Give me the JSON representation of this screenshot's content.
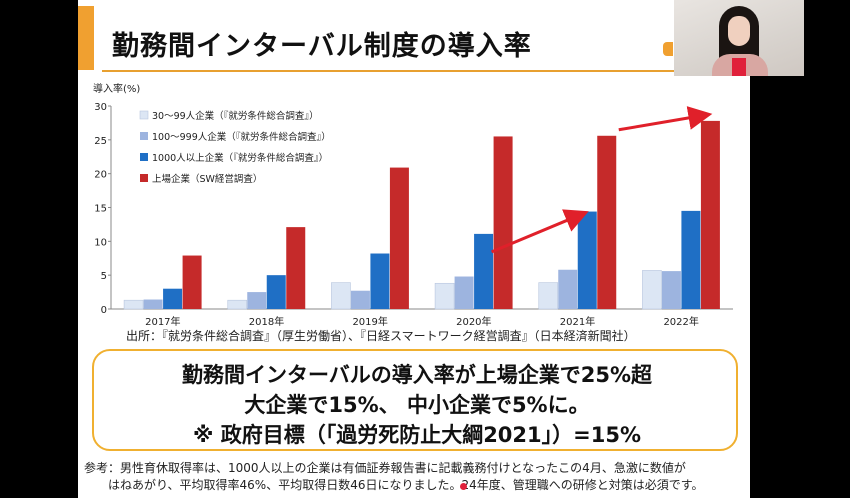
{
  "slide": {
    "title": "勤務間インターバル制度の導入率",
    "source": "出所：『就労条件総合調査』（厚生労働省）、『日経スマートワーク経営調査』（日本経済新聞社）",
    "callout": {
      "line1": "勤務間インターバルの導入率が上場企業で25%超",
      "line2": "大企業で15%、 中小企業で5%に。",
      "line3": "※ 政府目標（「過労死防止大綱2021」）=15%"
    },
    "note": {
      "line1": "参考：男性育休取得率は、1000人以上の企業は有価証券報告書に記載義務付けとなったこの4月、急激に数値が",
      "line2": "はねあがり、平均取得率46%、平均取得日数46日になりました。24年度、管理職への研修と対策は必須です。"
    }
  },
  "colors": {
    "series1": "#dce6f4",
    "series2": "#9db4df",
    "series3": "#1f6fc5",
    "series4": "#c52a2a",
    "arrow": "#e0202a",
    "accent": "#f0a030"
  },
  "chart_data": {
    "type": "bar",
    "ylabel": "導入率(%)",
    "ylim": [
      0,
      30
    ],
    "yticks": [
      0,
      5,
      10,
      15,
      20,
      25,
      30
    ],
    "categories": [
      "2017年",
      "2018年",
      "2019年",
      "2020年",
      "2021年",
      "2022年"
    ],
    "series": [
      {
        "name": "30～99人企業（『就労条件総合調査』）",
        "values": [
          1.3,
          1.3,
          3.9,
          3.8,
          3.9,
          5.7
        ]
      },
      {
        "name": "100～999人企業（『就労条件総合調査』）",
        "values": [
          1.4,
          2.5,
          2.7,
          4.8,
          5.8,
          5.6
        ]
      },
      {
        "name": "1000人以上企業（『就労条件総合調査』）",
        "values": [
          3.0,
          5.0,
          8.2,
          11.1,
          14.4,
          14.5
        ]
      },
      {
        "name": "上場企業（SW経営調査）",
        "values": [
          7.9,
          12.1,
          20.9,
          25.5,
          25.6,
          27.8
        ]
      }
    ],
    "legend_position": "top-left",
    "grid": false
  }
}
•••
=== Problem to work on ===
Pick out every line with the string "name" and copy it.

=== Answer to the task ===
        "name": "30～99人企業（『就労条件総合調査』）",
        "name": "100～999人企業（『就労条件総合調査』）",
        "name": "1000人以上企業（『就労条件総合調査』）",
        "name": "上場企業（SW経営調査）",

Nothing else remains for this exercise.